╭─ Excerto selecionado

O
título deste post pode
dar a entender que vou falar dos milhões da troika ou algo assim,
mas nada disso. Para evitar uma situação de bancarrota, Portugal
recebeu um empréstimo de 78 mil milhões de euros. Não se trata de
uma verdadeira salvação do país porque nada garante que os erros
cometidos não voltem a ocorrer. Certamente que era necessária uma
injecção de dinheiro (o que não implica uma
aceitação do memorando da troika) para fazer face a uma catástrofe
iminente, mas se nada se alterar na consciência das pessoas, cedo
precisaremos
de igual ou superior quantia, de modos que o nosso
endividamento transcenderá o crónico.
Então, a salvação a que me refiro de Portugal tem a ver com um
saneamento intelectual e cultural. Mesmo admitindo que existe massa
humana com qualidade e carácter necessários para o empreendimento,
estas
pessoas encontram-se dispersas e presas a outras actividades, pelo
que lhes resta pouco tempo para darem o seu contributo, além de não
terem orientação para saber como poderiam ser mais úteis. Então,
seria literalmente necessário contratá-las
para que possam estar totalmente dedicadas à tarefa de salvar
Portugal. Fiz umas contas para um projecto de duração de 10 anos
(se após esse período nada de notável tivesse ocorrido, o projecto
seria um falhanço) e fiz uma estimativa de custos: 100 milhões de
euros. Aqui se incluiria:
1.
Um Centro de Estudos: com cerca de 20 intelectuais, cujos estudos
incidiriam sobretudo na história, da filosofia e na verdadeira
ciência política, mas também com
intelectuais conhecedores de outras matérias, como a economia ou o
direito. A ideia é sobretudo desfazer alguns mitos criados ao longo
de gerações e expor algumas fraudes intelectuais em voga, para além
do trabalho específico dentro de cada área. Estão também
previstas algumas despesas específicas para alguns estudos
especiais.
2.
Um Grupo de
Guerra Cultural:
também com cerca de 20 pessoas, não tão especializadas como os
anteriores mas treinadas para actuarem diariamente e em cima dos
acontecimentos nos jornais online,
nos blogues
mais visitados, na Wikipedia
(muitas crianças consultam-na para trabalhos de escola), etc. Para
além disto, fariam mais duas tarefas muito importantes mas
discretas. Iriam mapear a verdadeira estrutura de poder em Portugal,
incluindo as ligações ao exterior, pelos rastos que eles vão
deixando, desde os grandes financiadores até aos jornalistas que
fazem trabalhos especializados, passando pelas ONG, sociedades
secretas, etc. Outro trabalho, seria a análise dos programas
políticos em circulação, sejam nos partidos, seja nas
universidades ou outros fóruns, sendo que análises mais
aprofundadas devem
ter a participação dos intelectuais do primeiro grupo.
3.

╰─

Resuma o excerto selecionado em duas frases.

╭─ Itens de dados

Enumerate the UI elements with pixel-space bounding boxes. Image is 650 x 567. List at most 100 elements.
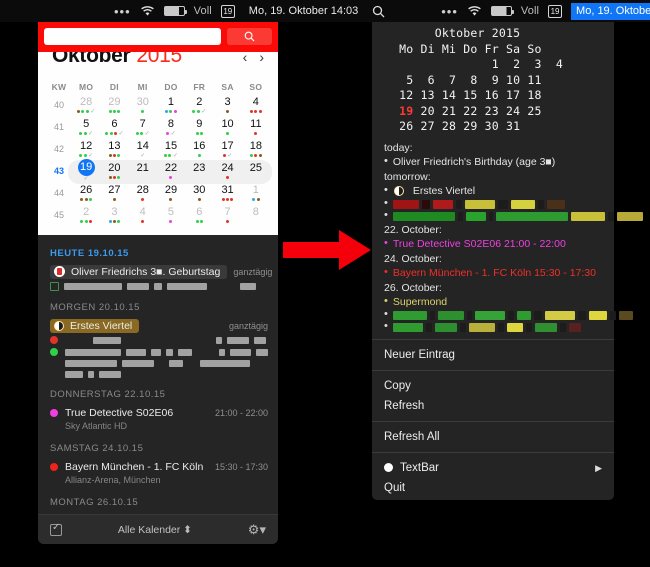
chevron-right-icon[interactable]: › [259, 50, 264, 64]
calendar-filter-button[interactable]: Alle Kalender ⬍ [118, 524, 192, 536]
blurred-text-block [474, 311, 505, 320]
event-group-header-monday: MONTAG 26.10.15 [50, 497, 139, 508]
dropdown-event-item[interactable]: • [384, 309, 633, 322]
menu-item-copy[interactable]: Copy [372, 376, 614, 396]
event-dot [195, 132, 199, 135]
calendar-day-number: 17 [221, 140, 234, 152]
calendar-day-cell[interactable]: 30 [185, 183, 213, 205]
event-dot [258, 154, 262, 157]
calendar-day-cell[interactable]: 4 [129, 205, 157, 227]
wifi-icon[interactable] [467, 5, 482, 17]
dropdown-event-item[interactable]: • True Detective S02E06 21:00 - 22:00 [384, 237, 602, 252]
overflow-dots-icon[interactable]: ••• [441, 5, 458, 18]
calendar-day-cell[interactable]: 11 [242, 117, 270, 139]
calendar-day-cell[interactable]: 14 ✓ [129, 139, 157, 161]
menu-bar-clock-right[interactable]: Mo, 19. Oktober 14:50 [571, 2, 650, 20]
menu-item-textbar[interactable]: TextBar ▶ [372, 458, 614, 478]
search-highlight-callout [38, 9, 278, 52]
event-dot [169, 198, 173, 201]
calendar-day-icon[interactable]: 19 [220, 4, 235, 18]
calendar-day-cell[interactable]: 6 ✓ [100, 117, 128, 139]
calendar-day-cell[interactable]: 6 [185, 205, 213, 227]
event-row-moon-phase[interactable]: Erstes Viertel ganztägig [38, 317, 278, 334]
event-row-birthday[interactable]: Oliver Friedrichs 3■. Geburtstag ganztäg… [38, 263, 278, 280]
event-tick-icon: ✓ [172, 152, 178, 159]
chevron-left-icon[interactable]: ‹ [243, 50, 248, 64]
search-button[interactable] [227, 27, 272, 45]
calendar-day-cell[interactable]: 3 [213, 95, 241, 117]
calendar-day-cell[interactable]: 13 [100, 139, 128, 161]
calendar-day-event-dots [72, 219, 100, 224]
calendar-day-cell[interactable]: 1 [157, 95, 185, 117]
dropdown-event-item[interactable]: • Erstes Viertel [384, 184, 602, 199]
menu-bar-clock-left[interactable]: Mo, 19. Oktober 14:03 [244, 3, 363, 20]
calendar-day-cell[interactable]: 26 [72, 183, 100, 205]
dropdown-event-item[interactable]: • Oliver Friedrich's Birthday (age 3■) [384, 155, 602, 170]
calendar-day-cell[interactable]: 27 [100, 183, 128, 205]
calendar-day-icon[interactable]: 19 [548, 4, 563, 18]
calendar-day-event-dots [242, 175, 270, 180]
calendar-day-cell[interactable]: 3 [100, 205, 128, 227]
menu-item-quit[interactable]: Quit [372, 478, 614, 498]
calendar-day-cell[interactable]: 23 [185, 161, 213, 183]
event-row-blurred[interactable] [38, 346, 278, 358]
calendar-day-cell[interactable]: 16 [185, 139, 213, 161]
checkbox-checked-icon[interactable] [50, 522, 62, 536]
calendar-day-cell[interactable]: 19 ✓ [72, 159, 100, 183]
overflow-dots-icon[interactable]: ••• [114, 5, 131, 18]
dropdown-event-item[interactable]: • [384, 321, 602, 334]
calendar-day-event-dots [242, 197, 270, 202]
calendar-day-cell[interactable]: 7 [213, 205, 241, 227]
menu-item-refresh-all[interactable]: Refresh All [372, 427, 614, 447]
dropdown-event-item[interactable]: • [384, 198, 602, 211]
calendar-day-cell[interactable]: 29 [100, 95, 128, 117]
calendar-day-cell[interactable]: 17 ✓ [213, 139, 241, 161]
calendar-day-cell[interactable]: 24 [213, 161, 241, 183]
calendar-day-number: 15 [164, 140, 178, 152]
calendar-day-cell[interactable]: 10 [213, 117, 241, 139]
dropdown-event-item[interactable]: • Supermond [384, 295, 602, 310]
calendar-day-cell[interactable]: 21 [129, 161, 157, 183]
calendar-day-cell[interactable]: 7 ✓ [129, 117, 157, 139]
calendar-day-cell[interactable]: 5 [157, 205, 185, 227]
calendar-day-cell[interactable]: 8 [242, 205, 270, 227]
calendar-day-cell[interactable]: 8 ✓ [157, 117, 185, 139]
calendar-day-cell[interactable]: 28 ✓ [72, 95, 100, 117]
calendar-day-cell[interactable]: 25 [242, 161, 270, 183]
battery-icon[interactable] [490, 6, 514, 16]
calendar-day-cell[interactable]: 15 ✓ [157, 139, 185, 161]
calendar-day-cell[interactable]: 5 ✓ [72, 117, 100, 139]
calendar-day-cell[interactable]: 22 [157, 161, 185, 183]
event-row-bayern-koeln[interactable]: Bayern München - 1. FC Köln 15:30 - 17:3… [38, 458, 278, 475]
event-dot [192, 110, 196, 113]
event-dot [109, 132, 113, 135]
calendar-day-cell[interactable]: 12 ✓ [72, 139, 100, 161]
dropdown-event-item[interactable]: • Bayern München - 1. FC Köln 15:30 - 17:… [384, 266, 602, 281]
wifi-icon[interactable] [140, 5, 155, 17]
calendar-day-cell[interactable]: 4 [242, 95, 270, 117]
menu-item-refresh[interactable]: Refresh [372, 396, 614, 416]
event-row-blurred[interactable] [38, 280, 278, 293]
gear-icon[interactable]: ⚙▾ [248, 523, 266, 536]
calendar-day-cell[interactable]: 29 [157, 183, 185, 205]
event-row-true-detective[interactable]: True Detective S02E06 21:00 - 22:00 [38, 404, 278, 421]
calendar-day-cell[interactable]: 9 [185, 117, 213, 139]
calendar-day-event-dots [100, 109, 128, 114]
battery-icon[interactable] [163, 6, 187, 16]
event-row-blurred[interactable] [38, 334, 278, 346]
menu-separator [372, 369, 614, 371]
blurred-text [93, 336, 121, 344]
calendar-day-cell[interactable]: 31 [213, 183, 241, 205]
calendar-day-cell[interactable]: 2 ✓ [185, 95, 213, 117]
dropdown-event-item[interactable]: • [384, 210, 643, 223]
calendar-day-cell[interactable]: 28 [129, 183, 157, 205]
calendar-day-cell[interactable]: 18 [242, 139, 270, 161]
calendar-day-cell[interactable]: 2 [72, 205, 100, 227]
calendar-day-cell[interactable]: 20 [100, 161, 128, 183]
calendar-day-number: 11 [250, 118, 262, 130]
menu-item-neuer-eintrag[interactable]: Neuer Eintrag [372, 345, 614, 365]
search-icon[interactable] [372, 5, 385, 18]
search-input[interactable] [44, 27, 221, 45]
calendar-day-cell[interactable]: 1 [242, 183, 270, 205]
calendar-day-cell[interactable]: 30 [129, 95, 157, 117]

╰─

◆ **Resolução escrita**
O empréstimo de 78 mil milhões de euros recebido por Portugal não é apresentado como uma verdadeira salvação, pois sem uma mudança na consciência das pessoas os erros podem repetir-se, e a salvação defendida é um saneamento intelectual e cultural feito por pessoas contratadas para se dedicarem totalmente a essa tarefa, num projeto de 10 anos com custo estimado de 100 milhões de euros. O projeto incluiria um Centro de Estudos com cerca de 20 intelectuais, para desfazer mitos e expor fraudes intelectuais, e um Grupo de Guerra Cultural, também com cerca de 20 pessoas, que atuaria em jornais online, blogues e na Wikipedia, mapearia a estrutura de poder em Portugal e analisaria os programas políticos em circulação.